» WRITTEN PROBLEM: Here are some records. Copy each one exactly.

» RECORDS PROVIDED:

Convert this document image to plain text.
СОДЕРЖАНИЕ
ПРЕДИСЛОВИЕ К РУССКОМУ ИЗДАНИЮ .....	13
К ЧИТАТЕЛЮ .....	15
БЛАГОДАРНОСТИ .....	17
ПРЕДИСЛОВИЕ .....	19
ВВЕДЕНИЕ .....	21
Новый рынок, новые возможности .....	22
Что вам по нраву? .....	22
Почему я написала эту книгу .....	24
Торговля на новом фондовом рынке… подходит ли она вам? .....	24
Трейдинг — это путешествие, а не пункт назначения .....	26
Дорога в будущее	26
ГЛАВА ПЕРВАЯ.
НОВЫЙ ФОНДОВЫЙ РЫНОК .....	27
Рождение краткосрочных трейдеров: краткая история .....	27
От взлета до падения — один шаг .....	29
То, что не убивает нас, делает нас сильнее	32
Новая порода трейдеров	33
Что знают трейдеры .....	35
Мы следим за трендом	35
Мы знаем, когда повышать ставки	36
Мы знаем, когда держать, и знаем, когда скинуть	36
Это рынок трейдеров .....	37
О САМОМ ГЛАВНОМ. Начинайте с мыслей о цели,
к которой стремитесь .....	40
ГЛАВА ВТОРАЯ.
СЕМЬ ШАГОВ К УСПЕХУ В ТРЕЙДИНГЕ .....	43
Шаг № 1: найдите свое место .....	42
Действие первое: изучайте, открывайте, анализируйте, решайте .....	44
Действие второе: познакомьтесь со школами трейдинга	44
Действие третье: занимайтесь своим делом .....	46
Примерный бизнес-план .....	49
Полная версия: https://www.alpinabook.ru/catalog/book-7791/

» ANSWER BELOW:
Convert this document image to plain text.
СОДЕРЖАНИЕ
ПРЕДИСЛОВИЕ К РУССКОМУ ИЗДАНИЮ .....	13
К ЧИТАТЕЛЮ .....	15
БЛАГОДАРНОСТИ .....	17
ПРЕДИСЛОВИЕ .....	19
ВВЕДЕНИЕ .....	21
Новый рынок, новые возможности .....	22
Что вам по нраву? .....	22
Почему я написала эту книгу .....	24
Торговля на новом фондовом рынке… подходит ли она вам? .....	24
Трейдинг — это путешествие, а не пункт назначения .....	26
Дорога в будущее	26
ГЛАВА ПЕРВАЯ.
НОВЫЙ ФОНДОВЫЙ РЫНОК .....	27
Рождение краткосрочных трейдеров: краткая история .....	27
От взлета до падения — один шаг .....	29
То, что не убивает нас, делает нас сильнее	32
Новая порода трейдеров	33
Что знают трейдеры .....	35
Мы следим за трендом	35
Мы знаем, когда повышать ставки	36
Мы знаем, когда держать, и знаем, когда скинуть	36
Это рынок трейдеров .....	37
О САМОМ ГЛАВНОМ. Начинайте с мыслей о цели,
к которой стремитесь .....	40
ГЛАВА ВТОРАЯ.
СЕМЬ ШАГОВ К УСПЕХУ В ТРЕЙДИНГЕ .....	43
Шаг № 1: найдите свое место .....	42
Действие первое: изучайте, открывайте, анализируйте, решайте .....	44
Действие второе: познакомьтесь со школами трейдинга	44
Действие третье: занимайтесь своим делом .....	46
Примерный бизнес-план .....	49
Полная версия: https://www.alpinabook.ru/catalog/book-7791/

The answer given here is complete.